■ Data for processing:
——

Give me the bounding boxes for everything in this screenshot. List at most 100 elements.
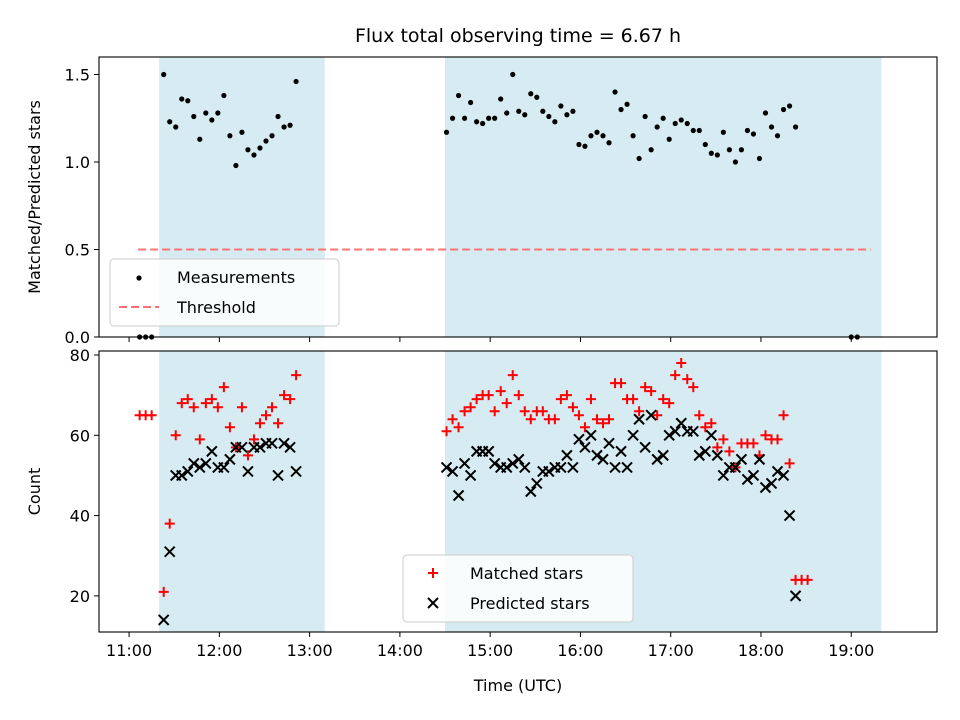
data-point: [185, 98, 191, 104]
data-point: [188, 457, 200, 470]
data-point: [687, 425, 699, 437]
series-measurements: [137, 71, 860, 340]
data-point: [176, 469, 188, 482]
data-point: [705, 429, 718, 442]
data-point: [157, 614, 170, 626]
data-point: [615, 445, 627, 458]
data-point: [753, 453, 766, 466]
data-point: [682, 374, 693, 385]
data-point: [630, 133, 636, 139]
series-matched-stars: [134, 358, 813, 597]
data-point: [700, 422, 711, 433]
data-point: [254, 441, 266, 454]
data-point: [455, 92, 462, 99]
data-point: [504, 110, 510, 116]
data-point: [621, 461, 633, 474]
data-point: [579, 422, 590, 433]
data-point: [729, 461, 742, 474]
data-point: [173, 124, 179, 130]
data-point: [748, 438, 759, 449]
data-point: [206, 445, 218, 458]
data-point: [293, 78, 299, 85]
data-point: [482, 445, 495, 458]
x-tick-label: 18:00: [738, 641, 784, 660]
data-point: [756, 155, 763, 162]
data-point: [585, 429, 597, 442]
data-point: [284, 441, 296, 454]
data-point: [537, 406, 548, 417]
data-point: [182, 394, 193, 405]
data-point: [780, 106, 787, 113]
data-point: [726, 147, 732, 153]
data-point: [552, 119, 558, 125]
plot-frame: [98, 350, 938, 633]
y-tick-label: 1.0: [65, 153, 90, 172]
x-tick-label: 11:00: [106, 641, 152, 660]
data-point: [179, 96, 185, 102]
data-point: [684, 120, 690, 127]
data-point: [522, 112, 528, 118]
data-point: [206, 394, 217, 405]
data-point: [200, 398, 211, 409]
data-point: [618, 106, 624, 113]
data-point: [657, 449, 669, 462]
data-point: [609, 461, 621, 474]
data-point: [688, 382, 699, 393]
x-tick-label: 17:00: [648, 641, 694, 660]
data-point: [461, 115, 468, 121]
data-point: [600, 133, 606, 139]
series-predicted-stars: [157, 409, 802, 626]
data-point: [654, 124, 660, 130]
data-point: [519, 406, 530, 417]
data-point: [440, 461, 453, 474]
data-point: [585, 394, 596, 405]
legend-marker: [428, 568, 438, 578]
y-tick-label: 20: [70, 587, 90, 606]
data-point: [558, 103, 564, 109]
data-point: [711, 449, 724, 462]
x-tick-label: 15:00: [467, 641, 513, 660]
data-point: [519, 461, 531, 474]
y-tick-label: 1.5: [65, 66, 90, 85]
legend: Measurements Threshold: [109, 258, 340, 327]
data-point: [633, 413, 645, 425]
data-point: [200, 457, 212, 470]
data-point: [717, 469, 730, 482]
data-point: [735, 453, 748, 466]
data-point: [720, 129, 726, 135]
data-point: [507, 370, 518, 381]
x-tick-label: 16:00: [557, 641, 603, 660]
data-point: [712, 442, 723, 453]
data-point: [480, 120, 486, 127]
data-point: [714, 152, 720, 158]
data-point: [699, 445, 712, 458]
data-point: [694, 410, 705, 421]
data-point: [765, 477, 778, 490]
data-point: [227, 133, 233, 139]
y-axis-label: Matched/Predicted stars: [25, 100, 44, 294]
data-point: [290, 465, 302, 478]
data-point: [245, 147, 251, 153]
data-point: [772, 434, 783, 445]
data-point: [248, 434, 259, 445]
data-point: [802, 574, 813, 585]
data-point: [224, 422, 235, 433]
data-point: [167, 119, 173, 125]
data-point: [658, 394, 669, 405]
data-point: [706, 418, 717, 429]
data-point: [215, 110, 221, 116]
data-point: [741, 473, 754, 486]
data-point: [652, 410, 663, 421]
data-point: [221, 92, 227, 99]
data-point: [576, 141, 582, 148]
data-point: [598, 418, 609, 429]
data-point: [501, 398, 512, 409]
data-point: [604, 414, 615, 425]
data-point: [453, 422, 464, 433]
data-point: [251, 152, 257, 158]
data-point: [510, 71, 516, 78]
data-point: [708, 150, 714, 156]
legend-label: Threshold: [176, 298, 256, 317]
data-point: [269, 133, 275, 139]
data-point: [573, 410, 584, 421]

——

■ Instructions for the task:
Can you recast the material as a JSON list of strings, one per line and with blank lines omitted, beginning at the line that contains "data-point: [185, 98, 191, 104]" and stopping after the line that contains "data-point: [600, 133, 606, 139]"?

■ Written answer:
[
  "data-point: [185, 98, 191, 104]",
  "data-point: [188, 457, 200, 470]",
  "data-point: [687, 425, 699, 437]",
  "series-measurements: [137, 71, 860, 340]",
  "data-point: [176, 469, 188, 482]",
  "data-point: [705, 429, 718, 442]",
  "data-point: [157, 614, 170, 626]",
  "data-point: [615, 445, 627, 458]",
  "data-point: [753, 453, 766, 466]",
  "data-point: [682, 374, 693, 385]",
  "data-point: [630, 133, 636, 139]",
  "series-matched-stars: [134, 358, 813, 597]",
  "data-point: [700, 422, 711, 433]",
  "data-point: [254, 441, 266, 454]",
  "data-point: [455, 92, 462, 99]",
  "data-point: [504, 110, 510, 116]",
  "data-point: [621, 461, 633, 474]",
  "data-point: [579, 422, 590, 433]",
  "data-point: [729, 461, 742, 474]",
  "data-point: [173, 124, 179, 130]",
  "data-point: [748, 438, 759, 449]",
  "data-point: [206, 445, 218, 458]",
  "data-point: [293, 78, 299, 85]",
  "data-point: [482, 445, 495, 458]",
  "x-tick-label: 18:00: [738, 641, 784, 660]",
  "data-point: [756, 155, 763, 162]",
  "data-point: [585, 429, 597, 442]",
  "data-point: [284, 441, 296, 454]",
  "data-point: [537, 406, 548, 417]",
  "data-point: [182, 394, 193, 405]",
  "data-point: [780, 106, 787, 113]",
  "data-point: [726, 147, 732, 153]",
  "data-point: [552, 119, 558, 125]",
  "plot-frame: [98, 350, 938, 633]",
  "y-tick-label: 1.0: [65, 153, 90, 172]",
  "x-tick-label: 11:00: [106, 641, 152, 660]",
  "data-point: [179, 96, 185, 102]",
  "data-point: [684, 120, 690, 127]",
  "data-point: [522, 112, 528, 118]",
  "data-point: [206, 394, 217, 405]",
  "data-point: [200, 398, 211, 409]",
  "data-point: [618, 106, 624, 113]",
  "data-point: [657, 449, 669, 462]",
  "data-point: [609, 461, 621, 474]",
  "data-point: [688, 382, 699, 393]",
  "x-tick-label: 17:00: [648, 641, 694, 660]",
  "data-point: [461, 115, 468, 121]",
  "data-point: [600, 133, 606, 139]"
]